[Records from a collection of figures]
+++++
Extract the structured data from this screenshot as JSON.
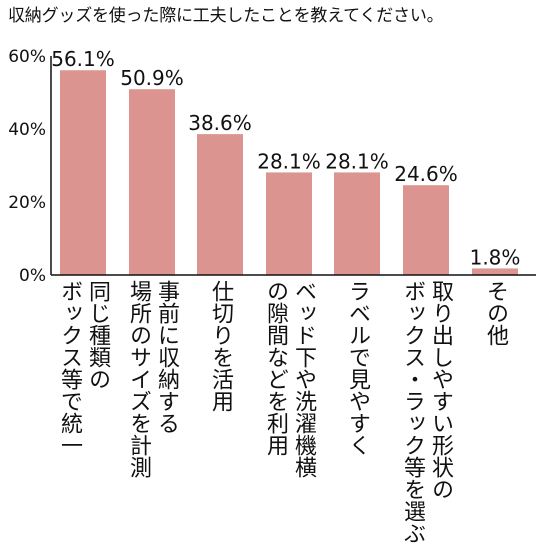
{
  "chart_data": {
    "type": "bar",
    "title": "収納グッズを使った際に工夫したことを教えてください。",
    "categories": [
      "同じ種類の\nボックス等で統一",
      "事前に収納する\n場所のサイズを計測",
      "仕切りを活用",
      "ベッド下や洗濯機横\nの隙間などを利用",
      "ラベルで見やすく",
      "取り出しやすい形状の\nボックス・ラック等を選ぶ",
      "その他"
    ],
    "values": [
      56.1,
      50.9,
      38.6,
      28.1,
      28.1,
      24.6,
      1.8
    ],
    "value_labels": [
      "56.1%",
      "50.9%",
      "38.6%",
      "28.1%",
      "28.1%",
      "24.6%",
      "1.8%"
    ],
    "yticks": [
      "0%",
      "20%",
      "40%",
      "60%"
    ],
    "ylim": [
      0,
      60
    ],
    "bar_color": "#dc9490",
    "grid": false,
    "legend": "none"
  }
}
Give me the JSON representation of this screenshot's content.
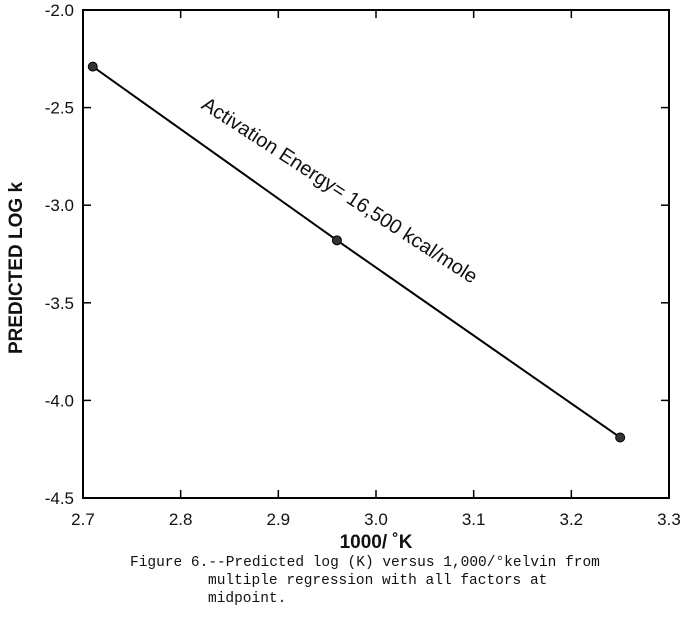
{
  "chart_data": {
    "type": "line",
    "title": "",
    "xlabel": "1000/ ˚K",
    "ylabel": "PREDICTED LOG k",
    "xlim": [
      2.7,
      3.3
    ],
    "ylim": [
      -4.5,
      -2.0
    ],
    "x_ticks": [
      "2.7",
      "2.8",
      "2.9",
      "3.0",
      "3.1",
      "3.2",
      "3.3"
    ],
    "y_ticks": [
      "-2.0",
      "-2.5",
      "-3.0",
      "-3.5",
      "-4.0",
      "-4.5"
    ],
    "grid": false,
    "series": [
      {
        "x": [
          2.71,
          2.96,
          3.25
        ],
        "y": [
          -2.29,
          -3.18,
          -4.19
        ],
        "color": "#000000",
        "markers": true
      }
    ],
    "annotations": [
      {
        "text": "Activation  Energy=  16,500 kcal/mole"
      }
    ]
  },
  "caption": {
    "line1": "Figure 6.--Predicted log (K) versus 1,000/°kelvin from",
    "line2": "multiple regression with all factors at",
    "line3": "midpoint."
  }
}
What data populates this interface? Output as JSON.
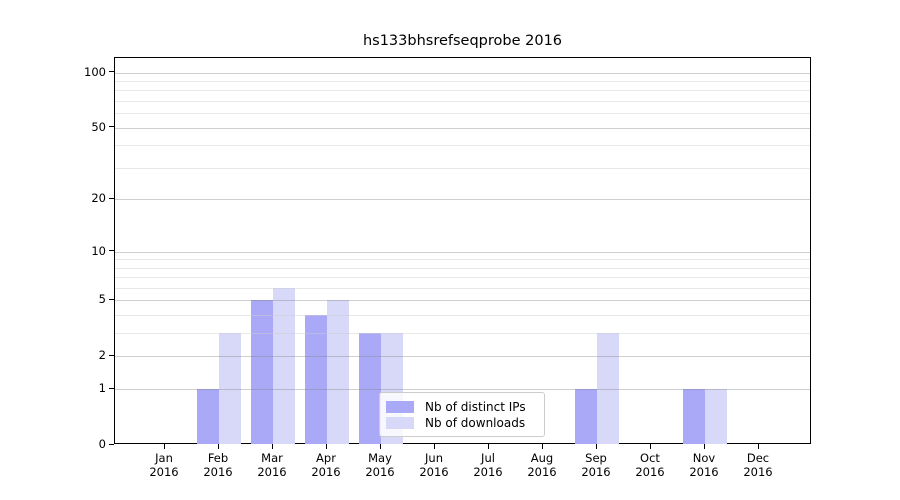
{
  "chart_data": {
    "type": "bar",
    "title": "hs133bhsrefseqprobe 2016",
    "categories": [
      "Jan",
      "Feb",
      "Mar",
      "Apr",
      "May",
      "Jun",
      "Jul",
      "Aug",
      "Sep",
      "Oct",
      "Nov",
      "Dec"
    ],
    "year_label": "2016",
    "series": [
      {
        "name": "Nb of distinct IPs",
        "color": "#a9a9f7",
        "values": [
          0,
          1,
          5,
          4,
          3,
          0,
          0,
          0,
          1,
          0,
          1,
          0
        ]
      },
      {
        "name": "Nb of downloads",
        "color": "#d8d8f9",
        "values": [
          0,
          3,
          6,
          5,
          3,
          0,
          0,
          0,
          3,
          0,
          1,
          0
        ]
      }
    ],
    "yscale": "log1p",
    "ylim": [
      0,
      120
    ],
    "ytick_values": [
      0,
      1,
      2,
      5,
      10,
      20,
      50,
      100
    ],
    "ytick_labels": [
      "0",
      "1",
      "2",
      "5",
      "10",
      "20",
      "50",
      "100"
    ],
    "yminor_values": [
      3,
      4,
      6,
      7,
      8,
      9,
      30,
      40,
      60,
      70,
      80,
      90
    ],
    "grid": "horizontal major+minor",
    "legend_position": "lower center inside plot"
  }
}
+++++
Quote all the records verbatim, dropping any pictures from your copy.

Extract the structured data from this screenshot as JSON.
{
  "chart_data": {
    "type": "bar",
    "title": "収納グッズを使った際に工夫したことを教えてください。",
    "categories": [
      "同じ種類の\nボックス等で統一",
      "事前に収納する\n場所のサイズを計測",
      "仕切りを活用",
      "ベッド下や洗濯機横\nの隙間などを利用",
      "ラベルで見やすく",
      "取り出しやすい形状の\nボックス・ラック等を選ぶ",
      "その他"
    ],
    "values": [
      56.1,
      50.9,
      38.6,
      28.1,
      28.1,
      24.6,
      1.8
    ],
    "value_labels": [
      "56.1%",
      "50.9%",
      "38.6%",
      "28.1%",
      "28.1%",
      "24.6%",
      "1.8%"
    ],
    "yticks": [
      "0%",
      "20%",
      "40%",
      "60%"
    ],
    "ylim": [
      0,
      60
    ],
    "bar_color": "#dc9490",
    "grid": false,
    "legend": "none"
  }
}
Give me the JSON representation of this screenshot's content.
{
  "chart_data": {
    "type": "line",
    "title": "",
    "xlabel": "1000/ ˚K",
    "ylabel": "PREDICTED LOG k",
    "xlim": [
      2.7,
      3.3
    ],
    "ylim": [
      -4.5,
      -2.0
    ],
    "x_ticks": [
      "2.7",
      "2.8",
      "2.9",
      "3.0",
      "3.1",
      "3.2",
      "3.3"
    ],
    "y_ticks": [
      "-2.0",
      "-2.5",
      "-3.0",
      "-3.5",
      "-4.0",
      "-4.5"
    ],
    "grid": false,
    "series": [
      {
        "x": [
          2.71,
          2.96,
          3.25
        ],
        "y": [
          -2.29,
          -3.18,
          -4.19
        ],
        "color": "#000000",
        "markers": true
      }
    ],
    "annotations": [
      {
        "text": "Activation  Energy=  16,500 kcal/mole"
      }
    ]
  },
  "caption": {
    "line1": "Figure 6.--Predicted log (K) versus 1,000/°kelvin from",
    "line2": "multiple regression with all factors at",
    "line3": "midpoint."
  }
}
What data populates this interface? Output as JSON.
{
  "chart_data": {
    "type": "bar",
    "title": "hs133bhsrefseqprobe 2016",
    "categories": [
      "Jan",
      "Feb",
      "Mar",
      "Apr",
      "May",
      "Jun",
      "Jul",
      "Aug",
      "Sep",
      "Oct",
      "Nov",
      "Dec"
    ],
    "year_label": "2016",
    "series": [
      {
        "name": "Nb of distinct IPs",
        "color": "#a9a9f7",
        "values": [
          0,
          1,
          5,
          4,
          3,
          0,
          0,
          0,
          1,
          0,
          1,
          0
        ]
      },
      {
        "name": "Nb of downloads",
        "color": "#d8d8f9",
        "values": [
          0,
          3,
          6,
          5,
          3,
          0,
          0,
          0,
          3,
          0,
          1,
          0
        ]
      }
    ],
    "yscale": "log1p",
    "ylim": [
      0,
      120
    ],
    "ytick_values": [
      0,
      1,
      2,
      5,
      10,
      20,
      50,
      100
    ],
    "ytick_labels": [
      "0",
      "1",
      "2",
      "5",
      "10",
      "20",
      "50",
      "100"
    ],
    "yminor_values": [
      3,
      4,
      6,
      7,
      8,
      9,
      30,
      40,
      60,
      70,
      80,
      90
    ],
    "grid": "horizontal major+minor",
    "legend_position": "lower center inside plot"
  }
}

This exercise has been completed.